Collected data:
──────
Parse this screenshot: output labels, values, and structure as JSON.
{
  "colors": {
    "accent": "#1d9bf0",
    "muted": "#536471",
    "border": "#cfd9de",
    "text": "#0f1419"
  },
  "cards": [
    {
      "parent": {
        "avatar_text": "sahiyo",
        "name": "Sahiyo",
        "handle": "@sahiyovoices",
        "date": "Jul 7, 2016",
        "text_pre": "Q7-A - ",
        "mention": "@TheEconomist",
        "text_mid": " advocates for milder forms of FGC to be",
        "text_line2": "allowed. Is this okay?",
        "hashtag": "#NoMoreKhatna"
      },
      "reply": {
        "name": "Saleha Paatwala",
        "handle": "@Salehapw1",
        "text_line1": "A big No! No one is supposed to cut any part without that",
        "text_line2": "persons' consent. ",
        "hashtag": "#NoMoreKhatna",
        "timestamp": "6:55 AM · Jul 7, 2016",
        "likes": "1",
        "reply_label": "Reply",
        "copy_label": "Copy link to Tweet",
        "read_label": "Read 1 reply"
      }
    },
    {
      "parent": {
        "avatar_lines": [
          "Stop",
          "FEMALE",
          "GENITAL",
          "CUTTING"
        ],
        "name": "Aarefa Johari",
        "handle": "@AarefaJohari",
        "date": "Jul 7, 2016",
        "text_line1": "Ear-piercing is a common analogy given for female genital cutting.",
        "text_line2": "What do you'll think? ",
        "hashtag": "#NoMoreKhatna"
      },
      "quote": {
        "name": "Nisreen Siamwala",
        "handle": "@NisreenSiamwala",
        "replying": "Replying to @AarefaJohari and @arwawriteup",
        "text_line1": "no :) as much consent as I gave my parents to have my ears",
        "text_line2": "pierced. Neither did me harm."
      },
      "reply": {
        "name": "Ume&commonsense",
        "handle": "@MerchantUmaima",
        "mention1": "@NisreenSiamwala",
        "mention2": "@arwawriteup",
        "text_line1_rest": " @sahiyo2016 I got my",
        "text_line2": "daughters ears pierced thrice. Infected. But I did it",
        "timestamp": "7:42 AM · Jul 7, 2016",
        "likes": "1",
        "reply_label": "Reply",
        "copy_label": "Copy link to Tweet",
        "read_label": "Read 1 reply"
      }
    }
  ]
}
──────
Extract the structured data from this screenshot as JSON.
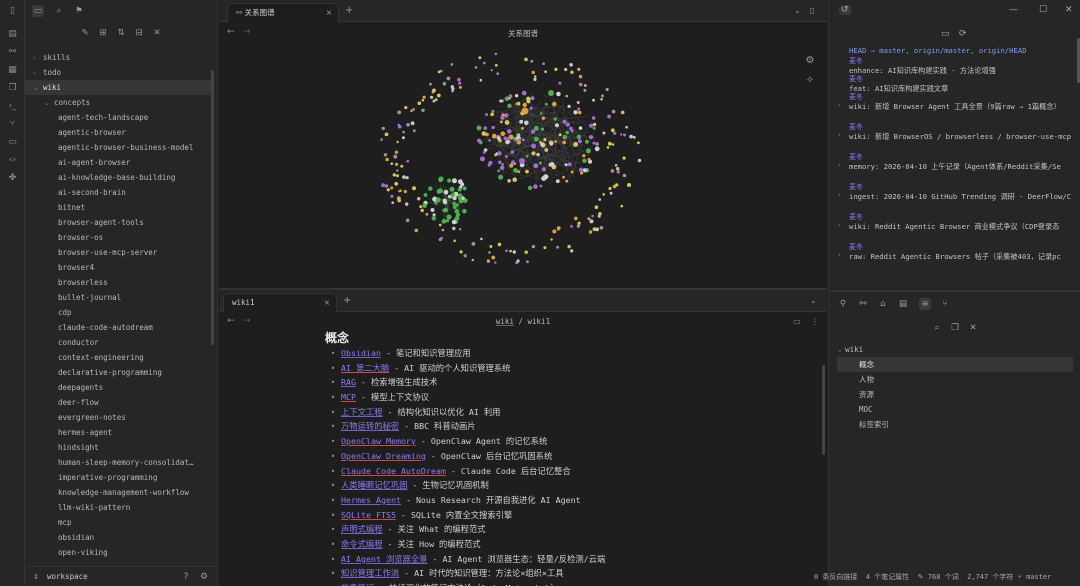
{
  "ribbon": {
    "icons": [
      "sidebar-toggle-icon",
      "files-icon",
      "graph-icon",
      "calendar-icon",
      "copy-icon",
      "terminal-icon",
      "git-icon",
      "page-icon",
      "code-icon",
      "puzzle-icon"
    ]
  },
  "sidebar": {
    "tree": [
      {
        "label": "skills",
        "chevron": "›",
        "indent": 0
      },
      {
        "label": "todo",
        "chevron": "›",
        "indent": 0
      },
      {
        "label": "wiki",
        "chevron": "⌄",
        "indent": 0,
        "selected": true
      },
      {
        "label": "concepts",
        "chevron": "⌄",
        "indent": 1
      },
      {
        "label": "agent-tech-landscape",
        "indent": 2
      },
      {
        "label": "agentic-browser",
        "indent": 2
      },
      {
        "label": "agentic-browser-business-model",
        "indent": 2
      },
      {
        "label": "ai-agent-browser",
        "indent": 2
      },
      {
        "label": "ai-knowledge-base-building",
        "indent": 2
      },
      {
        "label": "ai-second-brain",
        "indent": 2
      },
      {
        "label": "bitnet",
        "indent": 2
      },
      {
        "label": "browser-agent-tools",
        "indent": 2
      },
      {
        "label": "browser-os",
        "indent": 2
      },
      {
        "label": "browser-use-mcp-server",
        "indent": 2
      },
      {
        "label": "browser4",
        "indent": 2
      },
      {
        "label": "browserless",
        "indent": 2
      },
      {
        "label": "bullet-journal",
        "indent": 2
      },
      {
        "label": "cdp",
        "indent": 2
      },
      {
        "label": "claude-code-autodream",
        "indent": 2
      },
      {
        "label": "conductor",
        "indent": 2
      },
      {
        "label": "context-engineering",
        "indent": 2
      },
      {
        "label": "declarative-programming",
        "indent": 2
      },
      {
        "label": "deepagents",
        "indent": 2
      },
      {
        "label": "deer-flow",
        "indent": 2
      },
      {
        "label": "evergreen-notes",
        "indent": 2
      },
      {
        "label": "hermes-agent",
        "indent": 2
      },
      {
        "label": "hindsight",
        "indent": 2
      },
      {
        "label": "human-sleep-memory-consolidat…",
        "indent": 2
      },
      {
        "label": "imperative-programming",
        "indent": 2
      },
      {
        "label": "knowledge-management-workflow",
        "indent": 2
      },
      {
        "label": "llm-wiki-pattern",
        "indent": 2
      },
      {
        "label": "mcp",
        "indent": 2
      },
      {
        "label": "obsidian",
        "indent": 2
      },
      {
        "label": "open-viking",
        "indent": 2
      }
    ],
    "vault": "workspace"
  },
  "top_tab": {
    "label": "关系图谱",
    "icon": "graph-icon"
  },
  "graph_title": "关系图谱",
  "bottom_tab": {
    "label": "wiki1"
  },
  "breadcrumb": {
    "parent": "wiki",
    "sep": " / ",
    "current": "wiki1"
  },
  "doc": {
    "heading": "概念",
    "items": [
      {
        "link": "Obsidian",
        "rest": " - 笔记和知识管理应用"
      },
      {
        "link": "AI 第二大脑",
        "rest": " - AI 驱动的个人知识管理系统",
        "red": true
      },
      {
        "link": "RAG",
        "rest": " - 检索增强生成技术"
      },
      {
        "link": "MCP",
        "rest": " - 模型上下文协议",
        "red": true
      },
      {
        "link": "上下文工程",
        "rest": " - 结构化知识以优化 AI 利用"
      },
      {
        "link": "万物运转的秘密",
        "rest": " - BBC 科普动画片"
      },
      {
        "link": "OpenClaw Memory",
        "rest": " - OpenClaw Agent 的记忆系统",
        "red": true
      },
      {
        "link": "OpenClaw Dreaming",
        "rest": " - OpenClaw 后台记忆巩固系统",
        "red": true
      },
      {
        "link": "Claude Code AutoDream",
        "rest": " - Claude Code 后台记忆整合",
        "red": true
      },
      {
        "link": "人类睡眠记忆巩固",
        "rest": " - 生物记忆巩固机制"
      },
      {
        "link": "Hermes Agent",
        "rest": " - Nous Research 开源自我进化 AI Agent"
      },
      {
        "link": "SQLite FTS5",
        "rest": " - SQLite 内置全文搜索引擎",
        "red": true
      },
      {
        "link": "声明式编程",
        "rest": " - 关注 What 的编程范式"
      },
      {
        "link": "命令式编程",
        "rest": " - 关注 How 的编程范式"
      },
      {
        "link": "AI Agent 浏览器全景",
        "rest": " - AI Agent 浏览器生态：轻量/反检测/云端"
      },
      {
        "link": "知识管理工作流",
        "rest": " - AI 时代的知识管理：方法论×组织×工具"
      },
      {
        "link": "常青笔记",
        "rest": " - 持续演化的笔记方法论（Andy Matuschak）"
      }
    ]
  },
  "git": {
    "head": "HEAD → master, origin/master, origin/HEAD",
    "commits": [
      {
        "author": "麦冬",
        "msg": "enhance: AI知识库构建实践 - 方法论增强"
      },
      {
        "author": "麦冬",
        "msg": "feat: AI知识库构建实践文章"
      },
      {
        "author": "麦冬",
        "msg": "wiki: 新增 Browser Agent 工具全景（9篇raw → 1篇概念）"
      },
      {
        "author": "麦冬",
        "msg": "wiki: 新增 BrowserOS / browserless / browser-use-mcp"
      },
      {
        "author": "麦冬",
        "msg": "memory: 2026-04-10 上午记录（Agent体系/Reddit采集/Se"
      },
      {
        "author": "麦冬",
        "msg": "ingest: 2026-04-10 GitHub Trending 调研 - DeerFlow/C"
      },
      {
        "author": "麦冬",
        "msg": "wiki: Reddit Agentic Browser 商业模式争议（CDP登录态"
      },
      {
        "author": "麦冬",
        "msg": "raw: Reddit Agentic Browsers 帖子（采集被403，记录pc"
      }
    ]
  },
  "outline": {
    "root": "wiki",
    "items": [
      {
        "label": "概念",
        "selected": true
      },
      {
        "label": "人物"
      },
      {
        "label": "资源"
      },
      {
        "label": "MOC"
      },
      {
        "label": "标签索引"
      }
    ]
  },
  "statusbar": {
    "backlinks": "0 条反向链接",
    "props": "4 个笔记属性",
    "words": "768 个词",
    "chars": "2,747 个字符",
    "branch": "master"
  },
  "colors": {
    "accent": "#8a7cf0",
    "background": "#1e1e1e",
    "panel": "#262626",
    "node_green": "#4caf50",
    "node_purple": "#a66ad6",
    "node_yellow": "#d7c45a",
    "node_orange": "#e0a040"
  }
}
──────
Find the word "consent" in the entries above and gather every line that holds it.

        "text_line2": "persons' consent. ",
        "text_line1": "no :) as much consent as I gave my parents to have my ears",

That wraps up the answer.